----- Record list -----
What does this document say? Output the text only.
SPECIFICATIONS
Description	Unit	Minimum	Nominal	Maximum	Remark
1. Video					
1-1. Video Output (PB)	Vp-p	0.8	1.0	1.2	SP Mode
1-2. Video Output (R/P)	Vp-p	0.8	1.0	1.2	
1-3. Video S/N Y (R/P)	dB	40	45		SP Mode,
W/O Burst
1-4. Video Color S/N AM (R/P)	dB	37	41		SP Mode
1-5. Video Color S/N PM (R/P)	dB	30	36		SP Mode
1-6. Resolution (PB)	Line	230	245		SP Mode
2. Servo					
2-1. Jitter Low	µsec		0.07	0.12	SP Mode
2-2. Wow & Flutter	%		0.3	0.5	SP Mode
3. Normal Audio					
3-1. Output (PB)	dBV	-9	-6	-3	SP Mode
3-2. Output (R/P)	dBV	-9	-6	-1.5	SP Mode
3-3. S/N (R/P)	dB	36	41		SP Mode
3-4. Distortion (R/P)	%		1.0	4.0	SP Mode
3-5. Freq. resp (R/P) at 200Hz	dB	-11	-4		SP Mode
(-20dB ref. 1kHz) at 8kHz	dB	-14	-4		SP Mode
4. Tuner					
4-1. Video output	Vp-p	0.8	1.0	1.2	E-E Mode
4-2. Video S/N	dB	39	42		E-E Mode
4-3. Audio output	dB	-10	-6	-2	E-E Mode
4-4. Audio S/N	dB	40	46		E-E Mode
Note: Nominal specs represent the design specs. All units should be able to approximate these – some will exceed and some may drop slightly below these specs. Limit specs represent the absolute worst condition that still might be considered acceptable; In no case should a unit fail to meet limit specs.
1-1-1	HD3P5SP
-----
----- Record list -----
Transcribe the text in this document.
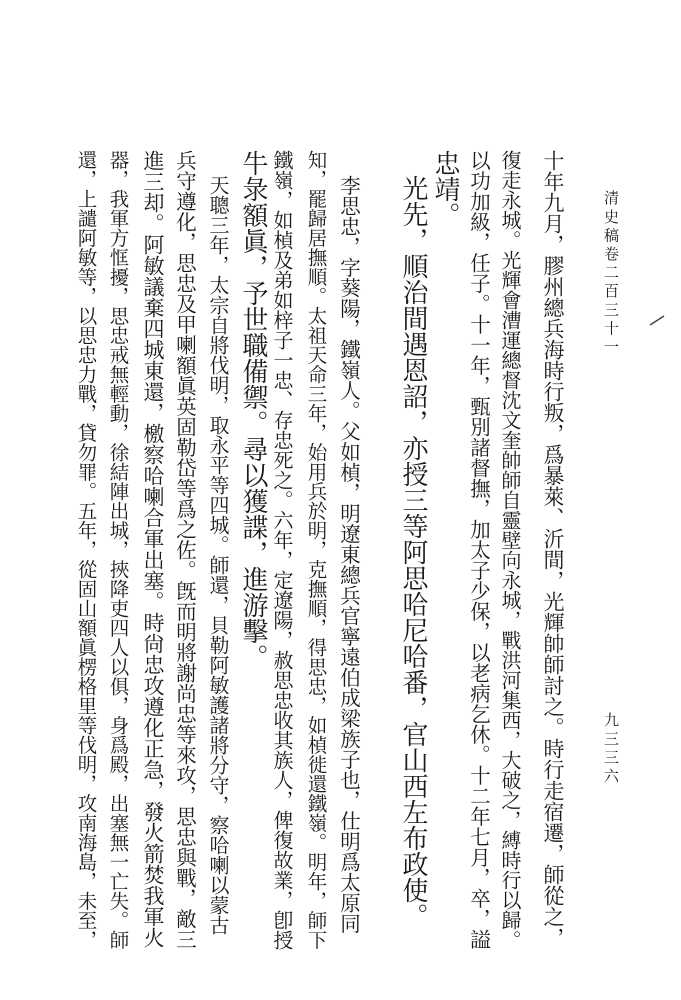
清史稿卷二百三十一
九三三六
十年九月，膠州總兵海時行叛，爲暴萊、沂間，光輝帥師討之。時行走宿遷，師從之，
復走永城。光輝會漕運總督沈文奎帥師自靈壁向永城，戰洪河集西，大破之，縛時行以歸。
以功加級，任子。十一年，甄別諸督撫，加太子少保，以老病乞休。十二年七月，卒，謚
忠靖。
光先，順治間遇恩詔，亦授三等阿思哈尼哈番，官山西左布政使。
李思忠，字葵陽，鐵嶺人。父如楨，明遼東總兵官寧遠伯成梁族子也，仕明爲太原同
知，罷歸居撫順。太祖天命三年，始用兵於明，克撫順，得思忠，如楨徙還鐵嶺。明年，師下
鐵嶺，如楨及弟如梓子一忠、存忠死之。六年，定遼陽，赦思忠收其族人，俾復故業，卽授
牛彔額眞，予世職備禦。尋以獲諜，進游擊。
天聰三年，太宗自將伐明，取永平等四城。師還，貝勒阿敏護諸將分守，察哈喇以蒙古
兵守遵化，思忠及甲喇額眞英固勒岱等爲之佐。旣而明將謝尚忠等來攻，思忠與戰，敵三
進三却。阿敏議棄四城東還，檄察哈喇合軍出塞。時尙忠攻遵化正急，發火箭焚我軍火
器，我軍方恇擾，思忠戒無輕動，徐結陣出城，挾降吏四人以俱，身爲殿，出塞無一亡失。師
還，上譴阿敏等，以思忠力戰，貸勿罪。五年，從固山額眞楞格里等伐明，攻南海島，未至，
-----
----- Record list -----
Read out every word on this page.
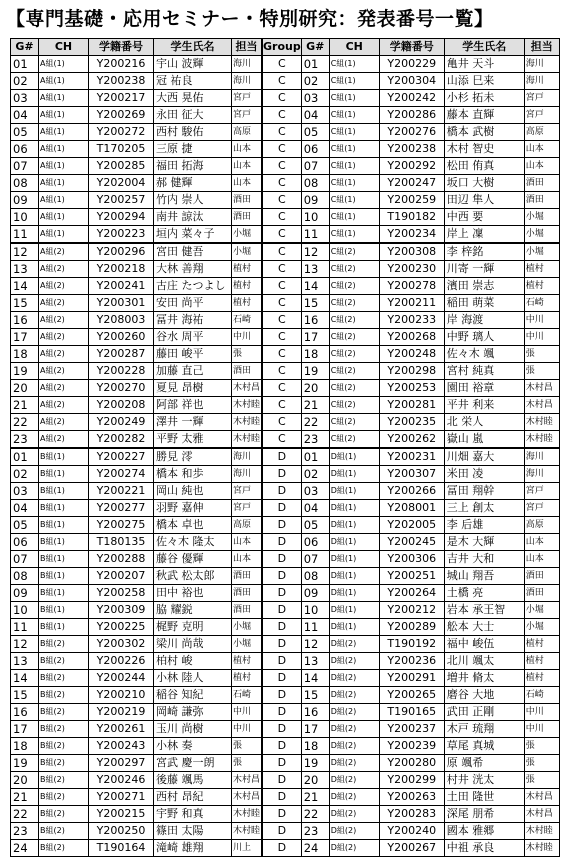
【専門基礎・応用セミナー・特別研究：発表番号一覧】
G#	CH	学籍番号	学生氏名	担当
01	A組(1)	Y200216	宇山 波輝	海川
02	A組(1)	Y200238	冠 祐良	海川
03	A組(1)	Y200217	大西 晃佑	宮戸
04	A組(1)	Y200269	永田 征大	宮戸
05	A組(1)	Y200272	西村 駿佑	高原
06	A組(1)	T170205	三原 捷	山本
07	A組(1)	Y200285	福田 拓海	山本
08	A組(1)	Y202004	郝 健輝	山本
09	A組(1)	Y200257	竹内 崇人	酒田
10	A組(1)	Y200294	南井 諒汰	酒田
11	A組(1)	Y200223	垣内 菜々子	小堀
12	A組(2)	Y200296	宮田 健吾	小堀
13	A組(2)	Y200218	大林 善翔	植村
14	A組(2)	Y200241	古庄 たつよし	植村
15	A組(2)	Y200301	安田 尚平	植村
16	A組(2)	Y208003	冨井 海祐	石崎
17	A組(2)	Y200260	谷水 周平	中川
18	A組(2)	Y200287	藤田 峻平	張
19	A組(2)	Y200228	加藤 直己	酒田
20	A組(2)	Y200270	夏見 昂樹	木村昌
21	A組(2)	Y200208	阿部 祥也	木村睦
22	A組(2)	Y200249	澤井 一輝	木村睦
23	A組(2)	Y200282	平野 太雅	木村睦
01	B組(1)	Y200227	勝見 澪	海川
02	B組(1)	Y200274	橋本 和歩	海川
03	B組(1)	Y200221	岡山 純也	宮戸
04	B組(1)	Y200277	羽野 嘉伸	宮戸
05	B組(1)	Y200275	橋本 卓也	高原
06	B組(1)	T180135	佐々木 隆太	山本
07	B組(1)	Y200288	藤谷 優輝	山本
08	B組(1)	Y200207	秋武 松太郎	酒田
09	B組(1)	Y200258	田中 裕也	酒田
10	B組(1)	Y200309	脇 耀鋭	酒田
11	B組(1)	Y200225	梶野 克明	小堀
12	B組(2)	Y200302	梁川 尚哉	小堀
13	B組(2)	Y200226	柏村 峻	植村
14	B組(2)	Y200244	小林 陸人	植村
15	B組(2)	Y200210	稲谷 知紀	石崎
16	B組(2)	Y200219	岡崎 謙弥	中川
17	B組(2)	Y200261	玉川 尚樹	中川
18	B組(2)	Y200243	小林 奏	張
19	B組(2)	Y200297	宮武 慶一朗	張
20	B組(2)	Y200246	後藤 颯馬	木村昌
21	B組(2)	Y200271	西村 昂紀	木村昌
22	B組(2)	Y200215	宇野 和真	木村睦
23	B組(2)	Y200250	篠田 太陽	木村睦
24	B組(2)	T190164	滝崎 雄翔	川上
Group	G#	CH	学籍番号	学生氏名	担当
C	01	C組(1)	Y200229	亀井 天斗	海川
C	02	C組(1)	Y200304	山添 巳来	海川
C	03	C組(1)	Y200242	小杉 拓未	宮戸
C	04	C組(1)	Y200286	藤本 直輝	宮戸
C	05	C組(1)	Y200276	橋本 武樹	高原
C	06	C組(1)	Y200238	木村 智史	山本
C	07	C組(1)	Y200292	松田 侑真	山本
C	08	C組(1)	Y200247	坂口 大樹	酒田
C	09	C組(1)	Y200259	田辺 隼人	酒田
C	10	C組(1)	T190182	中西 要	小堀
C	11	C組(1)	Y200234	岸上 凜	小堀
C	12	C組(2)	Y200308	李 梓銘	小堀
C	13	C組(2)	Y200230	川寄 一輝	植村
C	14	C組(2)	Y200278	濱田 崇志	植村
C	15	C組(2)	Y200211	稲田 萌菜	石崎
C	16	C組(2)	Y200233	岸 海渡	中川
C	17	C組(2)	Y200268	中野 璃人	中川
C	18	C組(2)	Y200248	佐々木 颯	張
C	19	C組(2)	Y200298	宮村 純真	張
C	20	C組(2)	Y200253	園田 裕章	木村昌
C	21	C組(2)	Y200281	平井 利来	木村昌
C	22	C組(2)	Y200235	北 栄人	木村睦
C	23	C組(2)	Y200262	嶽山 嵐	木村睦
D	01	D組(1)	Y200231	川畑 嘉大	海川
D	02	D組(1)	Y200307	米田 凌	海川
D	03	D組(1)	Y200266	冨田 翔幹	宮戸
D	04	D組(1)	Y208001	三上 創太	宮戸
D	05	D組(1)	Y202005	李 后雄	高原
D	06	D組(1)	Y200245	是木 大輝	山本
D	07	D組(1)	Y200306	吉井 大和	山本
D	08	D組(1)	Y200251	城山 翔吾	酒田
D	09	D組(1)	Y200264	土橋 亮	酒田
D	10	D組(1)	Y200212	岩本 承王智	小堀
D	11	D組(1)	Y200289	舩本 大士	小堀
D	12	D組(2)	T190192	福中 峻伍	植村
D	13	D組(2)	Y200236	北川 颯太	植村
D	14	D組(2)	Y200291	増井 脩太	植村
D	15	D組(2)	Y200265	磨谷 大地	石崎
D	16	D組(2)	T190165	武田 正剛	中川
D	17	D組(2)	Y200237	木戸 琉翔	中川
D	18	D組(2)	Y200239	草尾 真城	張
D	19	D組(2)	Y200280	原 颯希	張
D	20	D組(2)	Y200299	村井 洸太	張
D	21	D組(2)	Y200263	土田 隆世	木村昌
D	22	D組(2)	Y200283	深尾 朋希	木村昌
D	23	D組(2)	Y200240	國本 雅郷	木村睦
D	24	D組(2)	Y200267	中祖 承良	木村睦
-----
Your instructions
The lines to collect are those holding the string "Audio"; copy them all.

Correct answer
3. Normal Audio					
4-3. Audio output	dB	-10	-6	-2	E-E Mode
4-4. Audio S/N	dB	40	46		E-E Mode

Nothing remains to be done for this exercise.